(Texto del documento):
Hace algunos meses un profesor me compartió un examen de Matemáticas de quinto semestre de Preparatoria aplicado en mayo de 2000 y mi sorpresa fue grande al ver que, si se aplicara ese mismo examen en el presente, estoy seguro que prácticamente la totalidad de los alumnos actuales lo reprobaría. Esto me planteó una reflexión que tomó varias semanas en asentarse dentro de mi cabeza porque, al poco tiempo, coincidió con una serie de sucesos trágicos que ocurrieron en instituciones educativas en la CDMX (principalmente en el ITAM, por el suicidio de varios alumnos durante 2019 y 2020). Estos eventos dieron pie a una discusión sobre una condición de fragilidad en el alumnado actual y que fue bautizada en redes sociales con la etiqueta de “Generación de Cristal”. Por supuesto, no tengo intención de caer en el uso de ese tipo de etiquetas, no solo por una cuestión de respeto, sino porque me parece demasiado simplista y, al mismo tiempo, abona a crispar los ánimos, transformando la conversación en un terreno plagado de espinas.
Lo que diré a continuación es una reflexión a título personal. Creo que esta manera de entender el contexto está completamente equivocada, porque pasa de largo el origen de la situación actual, el problema de la educación en el presente es un problema demográfico.
Para explicarme, empezaré por relatar un poco de mi historia.

(Tareas y ejercicios):
(1) Responde a partir del texto sobre la educación:
(a) ¿En qué mes y año se aplicó el examen de Matemáticas de quinto semestre de Preparatoria que se menciona?
(b) ¿Con qué etiqueta se bautizó en redes sociales la condición de fragilidad atribuida al alumnado actual?
(c) ¿Qué clase de problema es, según el texto, el problema de la educación en el presente?
(2) Explica en una a tres oraciones por qué en el texto sobre la educación se evita usar la etiqueta “Generación de Cristal”.
(3) Transcribe del texto sobre la educación el pasaje entre “Lo que diré” y “de mi historia.”, ambos incluidos.

(Datos sin procesar):

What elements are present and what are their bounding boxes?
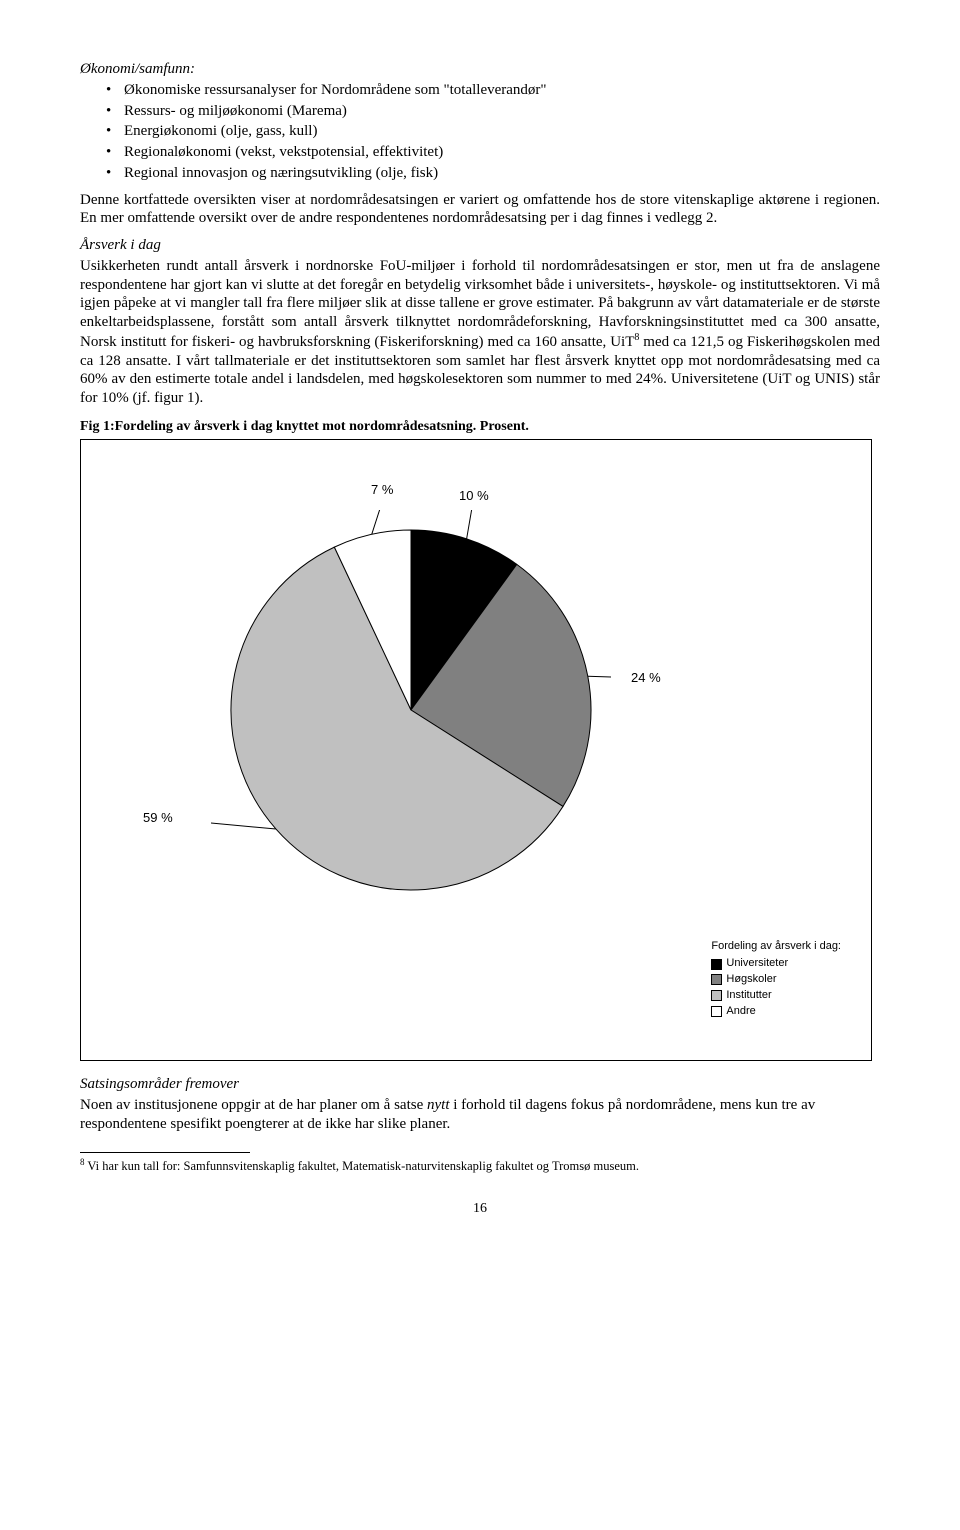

(Soluciones por tarea):
(1)
(a) Se aplicó en mayo de 2000.
(b) Se bautizó con la etiqueta “Generación de Cristal”.
(c) Es un problema demográfico.

(2) Se evita por una cuestión de respeto y porque parece demasiado simplista. Además, esa etiqueta contribuye a crispar los ánimos y transforma la conversación en un terreno plagado de espinas.

(3)
Lo que diré a continuación es una reflexión a título personal. Creo que esta manera de entender el contexto está completamente equivocada, porque pasa de largo el origen de la situación actual, el problema de la educación en el presente es un problema demográfico.
Para explicarme, empezaré por relatar un poco de mi historia.